● **Given request**:
Each line of the material below that holds the word "What" needs to be copied.

------------------------------------------------------------------------

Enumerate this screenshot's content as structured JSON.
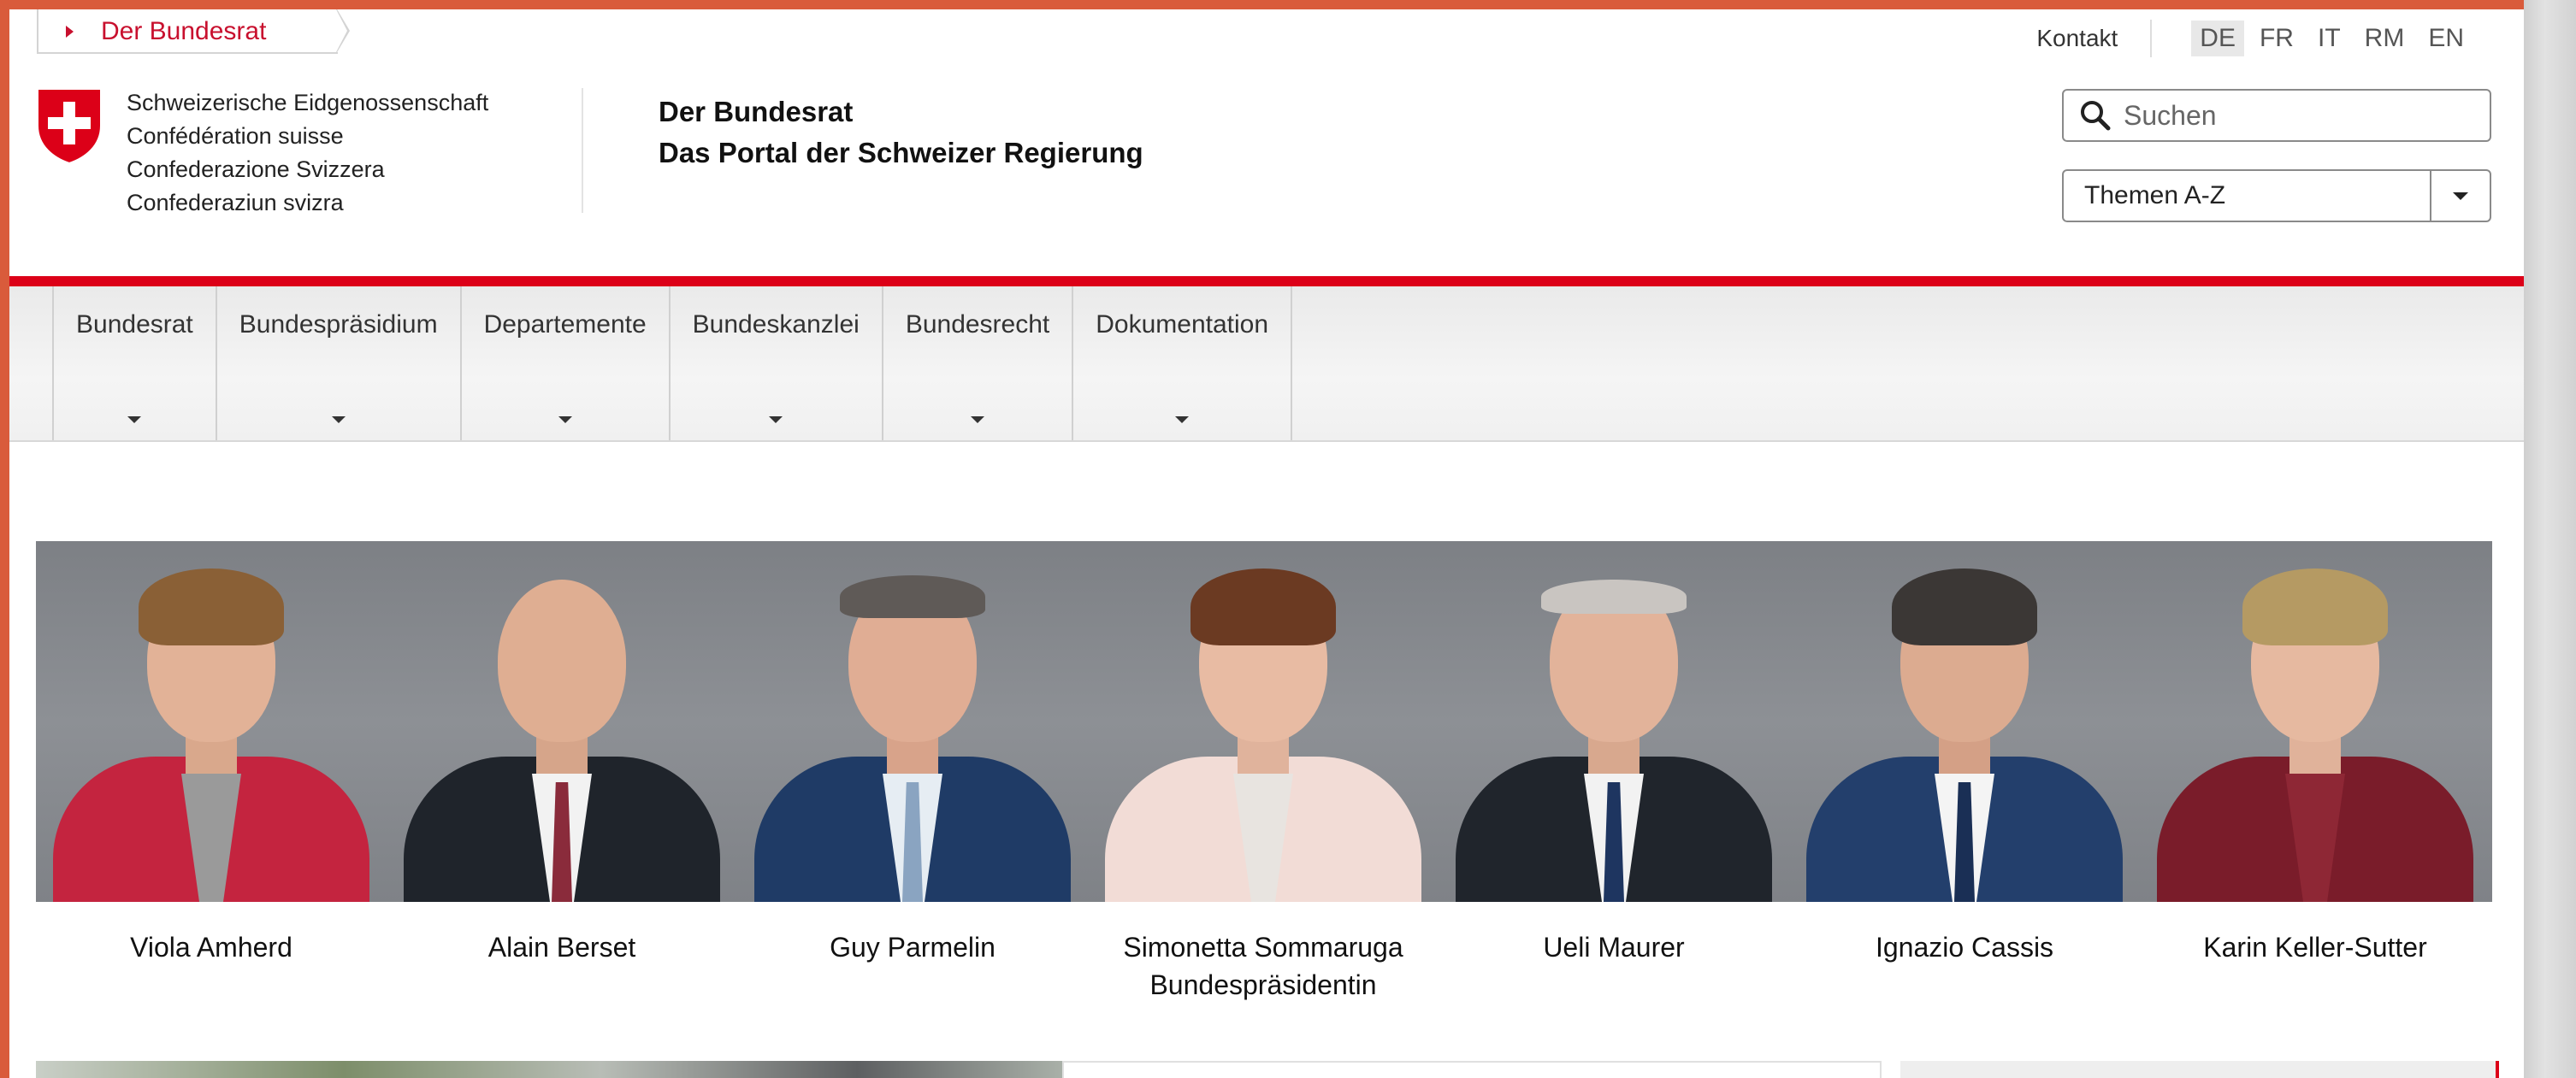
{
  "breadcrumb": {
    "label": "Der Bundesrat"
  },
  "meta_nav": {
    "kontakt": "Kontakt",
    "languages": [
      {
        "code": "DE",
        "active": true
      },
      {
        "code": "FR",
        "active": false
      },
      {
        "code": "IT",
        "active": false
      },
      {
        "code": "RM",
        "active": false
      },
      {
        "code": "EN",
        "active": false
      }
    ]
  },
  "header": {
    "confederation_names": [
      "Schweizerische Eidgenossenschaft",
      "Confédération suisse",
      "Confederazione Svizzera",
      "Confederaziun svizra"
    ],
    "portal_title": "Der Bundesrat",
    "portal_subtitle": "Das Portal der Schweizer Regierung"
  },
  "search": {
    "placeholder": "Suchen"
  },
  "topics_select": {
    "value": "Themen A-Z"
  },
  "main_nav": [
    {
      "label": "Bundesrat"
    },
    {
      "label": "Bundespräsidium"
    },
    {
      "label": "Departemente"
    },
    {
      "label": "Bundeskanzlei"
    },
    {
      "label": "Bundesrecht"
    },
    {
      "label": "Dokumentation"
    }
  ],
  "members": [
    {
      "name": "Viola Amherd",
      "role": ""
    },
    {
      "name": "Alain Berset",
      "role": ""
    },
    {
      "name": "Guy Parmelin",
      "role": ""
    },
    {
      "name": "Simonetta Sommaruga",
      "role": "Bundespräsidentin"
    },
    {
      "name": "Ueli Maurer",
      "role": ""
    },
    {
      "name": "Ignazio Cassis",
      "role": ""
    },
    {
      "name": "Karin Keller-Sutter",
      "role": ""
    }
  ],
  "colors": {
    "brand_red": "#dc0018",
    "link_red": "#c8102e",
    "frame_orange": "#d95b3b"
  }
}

------------------------------------------------------------------------

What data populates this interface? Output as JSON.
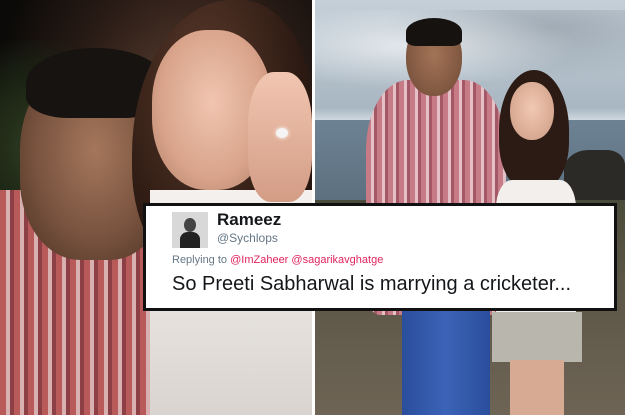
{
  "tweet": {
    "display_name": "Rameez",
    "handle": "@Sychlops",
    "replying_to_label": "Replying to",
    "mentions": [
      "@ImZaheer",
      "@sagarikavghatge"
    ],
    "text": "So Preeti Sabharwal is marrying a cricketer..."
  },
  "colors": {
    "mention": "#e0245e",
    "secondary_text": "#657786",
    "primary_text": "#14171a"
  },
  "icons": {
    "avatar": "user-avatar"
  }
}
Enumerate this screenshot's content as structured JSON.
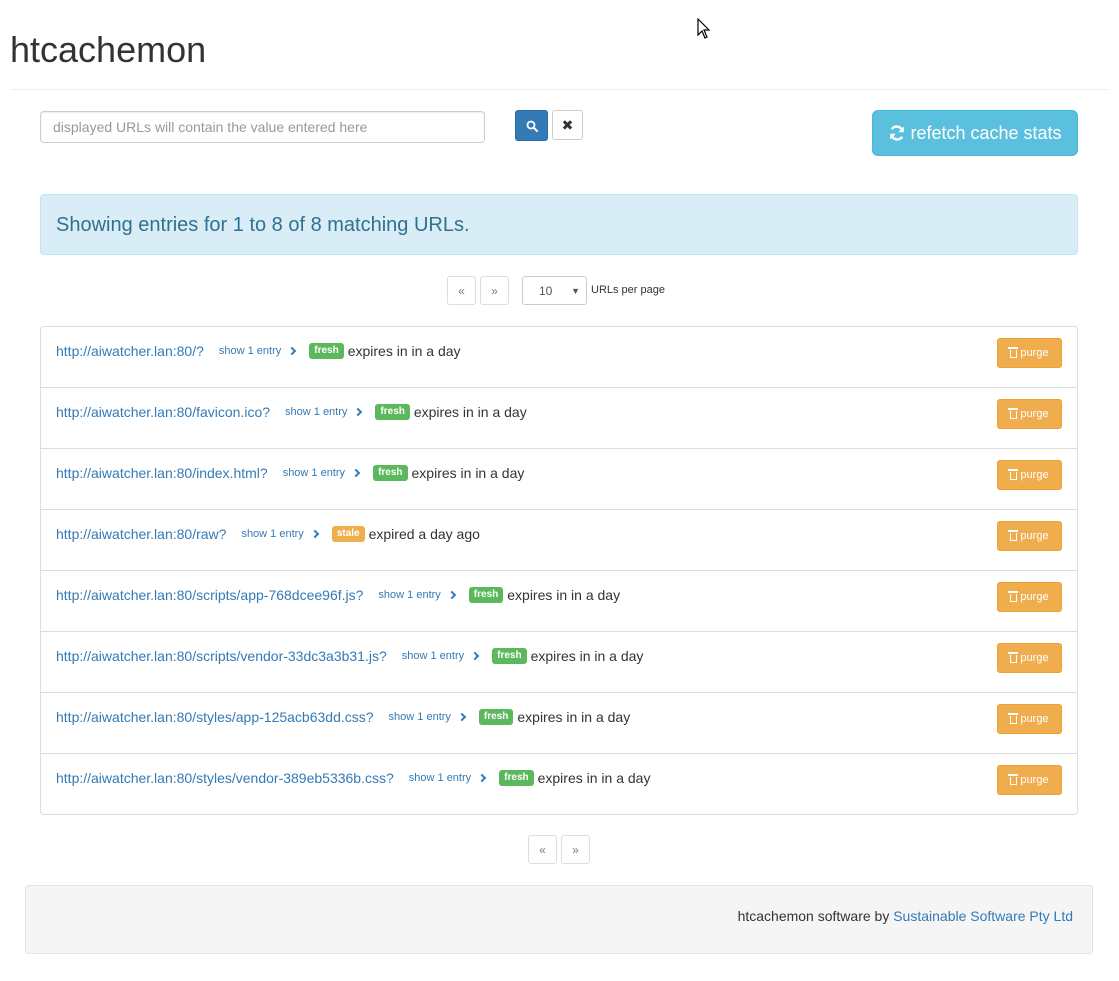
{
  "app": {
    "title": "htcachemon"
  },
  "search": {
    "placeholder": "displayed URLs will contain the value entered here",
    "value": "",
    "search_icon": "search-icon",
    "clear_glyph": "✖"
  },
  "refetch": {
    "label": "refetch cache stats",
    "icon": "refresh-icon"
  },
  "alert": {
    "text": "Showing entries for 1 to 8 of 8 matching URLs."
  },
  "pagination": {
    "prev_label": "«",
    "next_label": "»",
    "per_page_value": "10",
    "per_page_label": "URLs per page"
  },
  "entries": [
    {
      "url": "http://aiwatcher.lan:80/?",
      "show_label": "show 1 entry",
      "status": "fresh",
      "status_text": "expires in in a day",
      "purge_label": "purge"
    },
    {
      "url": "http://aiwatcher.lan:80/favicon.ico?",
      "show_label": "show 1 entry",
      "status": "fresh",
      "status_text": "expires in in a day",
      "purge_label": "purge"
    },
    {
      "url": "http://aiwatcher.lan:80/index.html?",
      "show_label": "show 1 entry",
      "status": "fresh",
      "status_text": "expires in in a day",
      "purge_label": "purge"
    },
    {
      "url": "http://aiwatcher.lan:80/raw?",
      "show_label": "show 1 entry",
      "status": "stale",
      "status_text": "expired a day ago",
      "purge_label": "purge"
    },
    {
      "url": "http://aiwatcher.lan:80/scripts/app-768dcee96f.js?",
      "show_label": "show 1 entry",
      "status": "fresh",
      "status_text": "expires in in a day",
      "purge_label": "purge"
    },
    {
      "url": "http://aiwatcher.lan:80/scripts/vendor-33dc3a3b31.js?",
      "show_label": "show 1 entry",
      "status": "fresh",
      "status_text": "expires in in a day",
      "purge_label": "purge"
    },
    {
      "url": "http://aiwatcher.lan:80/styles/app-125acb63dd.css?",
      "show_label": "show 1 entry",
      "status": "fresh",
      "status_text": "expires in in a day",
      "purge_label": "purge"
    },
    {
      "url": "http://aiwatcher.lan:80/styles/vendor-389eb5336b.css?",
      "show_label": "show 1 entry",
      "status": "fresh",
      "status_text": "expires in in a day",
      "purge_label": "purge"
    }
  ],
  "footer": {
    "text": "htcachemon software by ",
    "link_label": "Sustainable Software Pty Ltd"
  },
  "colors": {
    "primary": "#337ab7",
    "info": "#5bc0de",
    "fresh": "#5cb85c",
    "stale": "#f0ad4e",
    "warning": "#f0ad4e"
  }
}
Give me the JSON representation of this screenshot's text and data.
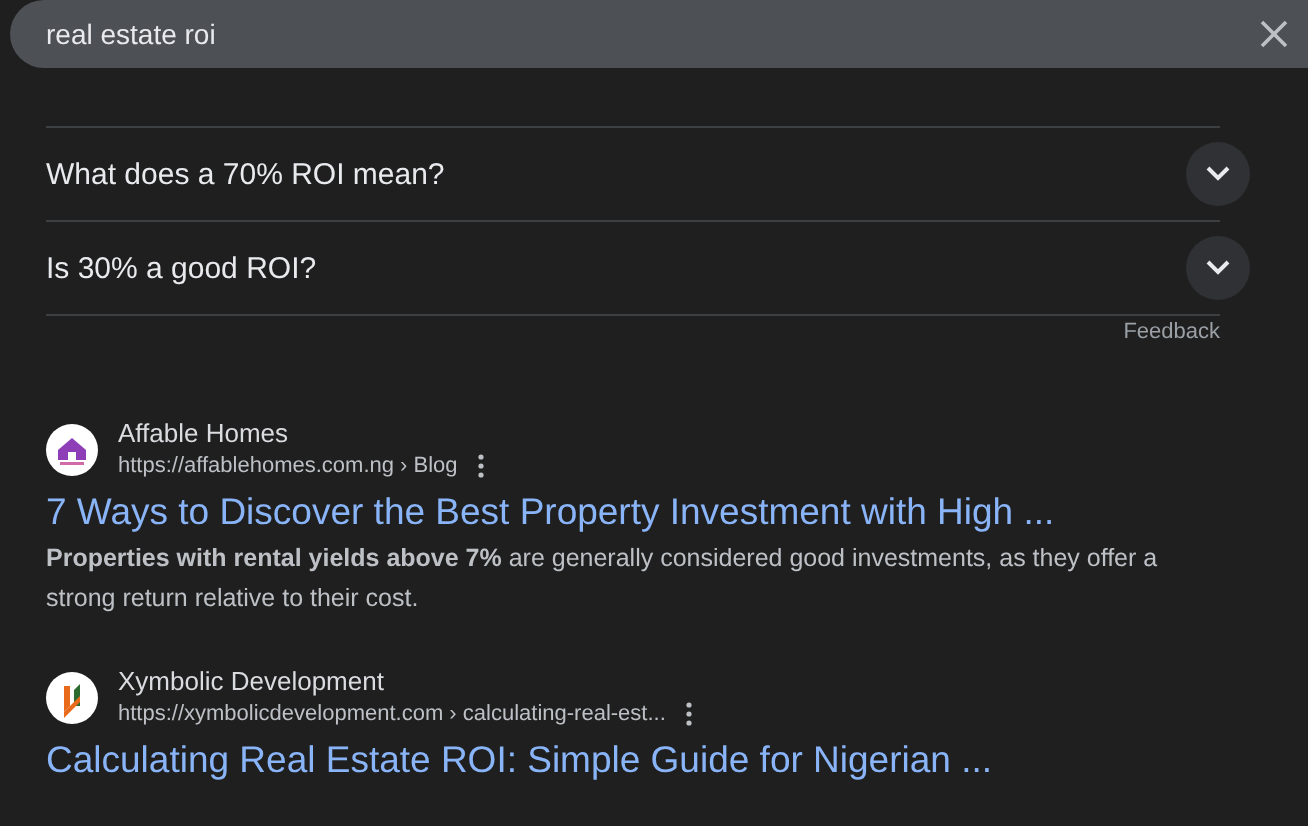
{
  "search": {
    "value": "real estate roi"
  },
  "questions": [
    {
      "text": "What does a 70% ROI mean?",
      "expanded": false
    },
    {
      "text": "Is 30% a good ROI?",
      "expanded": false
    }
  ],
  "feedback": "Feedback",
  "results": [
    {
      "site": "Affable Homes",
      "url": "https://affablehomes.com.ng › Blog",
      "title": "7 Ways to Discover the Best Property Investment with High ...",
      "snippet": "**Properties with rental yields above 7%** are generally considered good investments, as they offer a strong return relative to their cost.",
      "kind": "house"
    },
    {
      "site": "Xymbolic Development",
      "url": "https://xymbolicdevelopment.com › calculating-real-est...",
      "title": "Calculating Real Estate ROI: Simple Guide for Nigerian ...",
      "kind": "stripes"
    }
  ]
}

------------------------------------------------------------------------

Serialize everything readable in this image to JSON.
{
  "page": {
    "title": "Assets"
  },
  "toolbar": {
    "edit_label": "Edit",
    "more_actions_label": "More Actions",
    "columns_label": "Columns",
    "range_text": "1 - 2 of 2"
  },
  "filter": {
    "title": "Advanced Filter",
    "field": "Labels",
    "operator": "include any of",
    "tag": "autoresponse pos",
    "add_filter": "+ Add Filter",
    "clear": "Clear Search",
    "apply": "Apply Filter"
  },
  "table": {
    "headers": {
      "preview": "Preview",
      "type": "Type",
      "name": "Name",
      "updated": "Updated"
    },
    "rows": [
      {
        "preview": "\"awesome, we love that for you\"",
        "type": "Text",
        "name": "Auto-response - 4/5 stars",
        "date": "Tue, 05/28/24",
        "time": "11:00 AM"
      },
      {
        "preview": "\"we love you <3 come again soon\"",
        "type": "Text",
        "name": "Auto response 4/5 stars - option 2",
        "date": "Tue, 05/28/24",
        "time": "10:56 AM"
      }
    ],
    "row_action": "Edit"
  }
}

------------------------------------------------------------------------

● **Result for this task**:
What data populates this interface? Output as JSON.
      "text": "What does a 70% ROI mean?",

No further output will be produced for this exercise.